**WHAT YOU HAVE TO DO:** Continue the blog post about a July 4th food staycation, starting right after its last sentence.

**PASSAGE TO READ:**
** Begin **

Our Food “Staycation” – Celebrating July 4th With Lemon Curry Rotisseire Chicken

Hello family, friends and fellow bloggers!!

After the heat and humidity extravaganza last week, as well as the unexpected storms it produced, yesterday can only be described as a perfect day here in Michigan!  The gorgeous day made trying to get back on track and running errands a little more pleasurable.

Our third day of “Staycation” was the 4th of July, normally we would have had people over for a bbq.  I don’t know if it was because the 4th fell in the middle of week (which didn’t matter for us Walt was off anyway) or if it was because we had made dinner plans for three of the other four nights of our “Staycation” we decided to make it low-key, just the two of us this year.

Our day started out with Eric (lil E) which I wrote about yesterday but once Nikki came to pick Lil E up at noon it was just the two of us.  We ran to the market to pick up the ribs for Thursday and to Kroger for everything else I needed to make the cole slaw, beans and cornbread.

** End **

**RECORDS:**
** Begin **

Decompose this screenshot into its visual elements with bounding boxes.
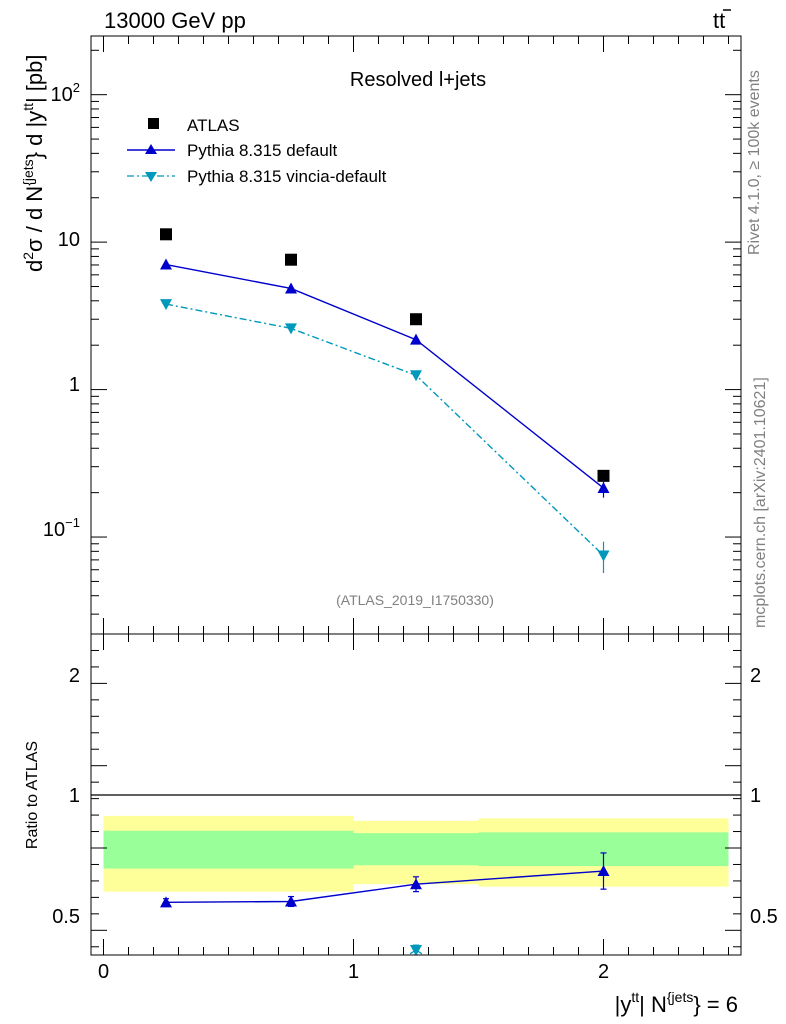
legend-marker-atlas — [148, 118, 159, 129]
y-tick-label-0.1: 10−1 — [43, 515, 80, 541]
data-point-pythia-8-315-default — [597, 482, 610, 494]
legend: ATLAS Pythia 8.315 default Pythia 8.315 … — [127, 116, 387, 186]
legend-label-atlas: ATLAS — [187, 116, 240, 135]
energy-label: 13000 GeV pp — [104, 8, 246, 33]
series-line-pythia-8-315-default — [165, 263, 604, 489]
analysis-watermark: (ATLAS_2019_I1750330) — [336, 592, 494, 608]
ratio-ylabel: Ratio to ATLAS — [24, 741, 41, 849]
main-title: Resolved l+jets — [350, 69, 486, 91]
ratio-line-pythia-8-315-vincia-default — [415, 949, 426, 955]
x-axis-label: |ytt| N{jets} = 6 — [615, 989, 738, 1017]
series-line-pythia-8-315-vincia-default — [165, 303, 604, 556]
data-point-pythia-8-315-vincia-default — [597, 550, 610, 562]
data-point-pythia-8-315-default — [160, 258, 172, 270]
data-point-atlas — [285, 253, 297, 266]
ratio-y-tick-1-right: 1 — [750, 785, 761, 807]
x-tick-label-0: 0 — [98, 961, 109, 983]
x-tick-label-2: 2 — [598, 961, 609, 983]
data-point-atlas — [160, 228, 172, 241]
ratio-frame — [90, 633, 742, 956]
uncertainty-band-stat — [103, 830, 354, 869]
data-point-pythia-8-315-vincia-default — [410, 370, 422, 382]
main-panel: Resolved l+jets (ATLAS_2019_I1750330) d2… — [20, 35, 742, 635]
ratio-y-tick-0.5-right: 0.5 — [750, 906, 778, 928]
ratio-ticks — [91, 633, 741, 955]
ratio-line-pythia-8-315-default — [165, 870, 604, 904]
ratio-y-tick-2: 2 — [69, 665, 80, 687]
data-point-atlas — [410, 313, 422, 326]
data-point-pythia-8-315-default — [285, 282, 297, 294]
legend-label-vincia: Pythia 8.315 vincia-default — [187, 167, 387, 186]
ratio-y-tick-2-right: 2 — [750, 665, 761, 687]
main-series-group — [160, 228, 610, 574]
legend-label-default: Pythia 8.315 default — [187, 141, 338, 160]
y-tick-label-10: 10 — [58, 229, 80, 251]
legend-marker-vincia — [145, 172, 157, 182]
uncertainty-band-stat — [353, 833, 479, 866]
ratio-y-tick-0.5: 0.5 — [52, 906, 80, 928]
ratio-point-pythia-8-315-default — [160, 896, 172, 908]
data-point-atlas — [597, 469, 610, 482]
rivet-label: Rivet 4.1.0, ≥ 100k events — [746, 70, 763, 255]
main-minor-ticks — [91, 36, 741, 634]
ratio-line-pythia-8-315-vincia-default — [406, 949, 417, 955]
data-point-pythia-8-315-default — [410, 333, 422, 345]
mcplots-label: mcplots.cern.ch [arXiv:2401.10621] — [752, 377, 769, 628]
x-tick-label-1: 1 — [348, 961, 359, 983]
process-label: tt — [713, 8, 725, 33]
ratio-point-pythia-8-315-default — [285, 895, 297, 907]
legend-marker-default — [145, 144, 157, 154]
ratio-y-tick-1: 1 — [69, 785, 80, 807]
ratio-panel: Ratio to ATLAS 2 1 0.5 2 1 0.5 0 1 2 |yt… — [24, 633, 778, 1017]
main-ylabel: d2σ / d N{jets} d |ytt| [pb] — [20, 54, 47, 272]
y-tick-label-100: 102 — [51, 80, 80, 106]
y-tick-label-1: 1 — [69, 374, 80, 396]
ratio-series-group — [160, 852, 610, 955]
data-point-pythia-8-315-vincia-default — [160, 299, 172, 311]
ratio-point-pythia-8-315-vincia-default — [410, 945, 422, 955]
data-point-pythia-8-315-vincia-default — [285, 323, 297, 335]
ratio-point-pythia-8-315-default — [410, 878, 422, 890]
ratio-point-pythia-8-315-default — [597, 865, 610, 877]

** End **
** Begin **

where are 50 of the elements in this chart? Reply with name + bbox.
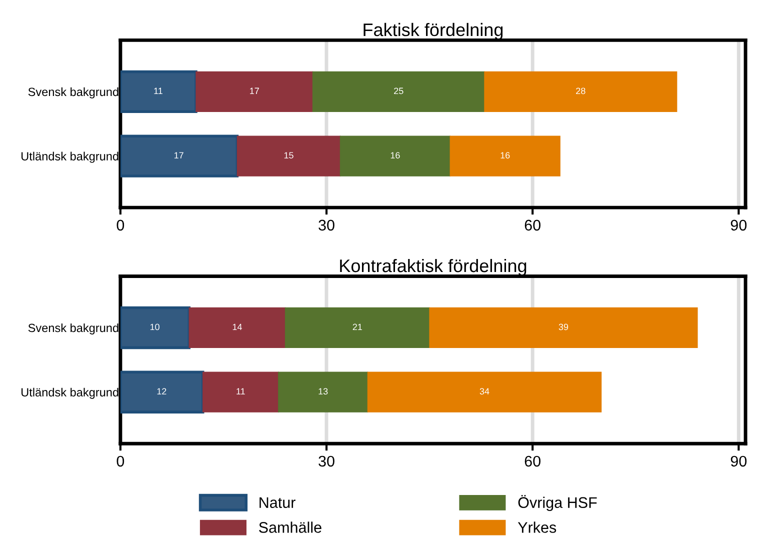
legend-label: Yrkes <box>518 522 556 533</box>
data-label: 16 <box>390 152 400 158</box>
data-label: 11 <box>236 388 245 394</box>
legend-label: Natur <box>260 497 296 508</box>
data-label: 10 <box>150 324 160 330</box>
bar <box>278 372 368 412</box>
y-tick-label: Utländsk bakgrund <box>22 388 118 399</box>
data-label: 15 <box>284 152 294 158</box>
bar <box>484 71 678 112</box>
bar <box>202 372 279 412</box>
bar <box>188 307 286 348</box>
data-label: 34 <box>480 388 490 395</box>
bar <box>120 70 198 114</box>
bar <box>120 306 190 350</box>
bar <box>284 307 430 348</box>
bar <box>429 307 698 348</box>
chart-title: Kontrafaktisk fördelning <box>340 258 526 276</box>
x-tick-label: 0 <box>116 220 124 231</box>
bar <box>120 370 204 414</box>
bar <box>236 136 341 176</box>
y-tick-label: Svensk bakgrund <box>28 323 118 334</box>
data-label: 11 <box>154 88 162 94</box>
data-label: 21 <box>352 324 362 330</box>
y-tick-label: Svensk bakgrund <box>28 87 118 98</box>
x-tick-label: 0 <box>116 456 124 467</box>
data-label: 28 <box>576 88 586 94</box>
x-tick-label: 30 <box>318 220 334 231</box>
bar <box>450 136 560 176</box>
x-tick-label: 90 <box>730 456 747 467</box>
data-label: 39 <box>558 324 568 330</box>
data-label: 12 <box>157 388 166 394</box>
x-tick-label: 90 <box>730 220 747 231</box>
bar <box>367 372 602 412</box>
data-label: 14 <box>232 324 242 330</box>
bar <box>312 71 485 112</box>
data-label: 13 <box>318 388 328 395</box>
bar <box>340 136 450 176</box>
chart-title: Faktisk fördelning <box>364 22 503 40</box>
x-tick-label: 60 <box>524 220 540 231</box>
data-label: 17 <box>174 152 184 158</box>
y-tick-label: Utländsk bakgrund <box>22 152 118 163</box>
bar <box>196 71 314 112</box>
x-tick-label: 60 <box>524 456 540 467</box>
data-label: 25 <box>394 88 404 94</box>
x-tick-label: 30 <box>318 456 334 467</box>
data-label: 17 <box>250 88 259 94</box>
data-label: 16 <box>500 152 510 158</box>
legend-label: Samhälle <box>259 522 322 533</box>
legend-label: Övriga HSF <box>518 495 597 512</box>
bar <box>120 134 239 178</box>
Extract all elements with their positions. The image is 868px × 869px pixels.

** End **

**EXPECTED OUTPUT:**
Once we were home we pretty much just chilled out.  I played some games on-line, Walt played on the PS3.  We watched a movie “The Conspirator.”  It’s funny how it worked out that a movie about the assassination of President Abe Lincoln and the trial of the lone woman named as a conspirator in his assassination would be the movie that was next up in our Blockbuster rotation.

Walt and I both loved this movie and if you like well written, well-directed, historical movies, you have to see this one.  It was fact based, no-nonsense, no sex, just the facts as written in history.  Nothing was added to make it glamorous or to take the focus away from the facts.  It was thought-provoking and even though we already knew how things turn out in the end, Walt and I were on two different sides of the outcome.   It’s funny how we each related to and reacted to the facts presented.

We enjoyed our quiet day even the storms that hit at the exact moment Walt walked through the door with the chicken he had just taken off the grill.  It was odd, like the rain had held up long enough for him to finish up outside then all of a sudden the sky opened up and flooded the street.  It would have been nice if the rain would have cooled things off a little bit but it didn’t and the humidity became unbearable.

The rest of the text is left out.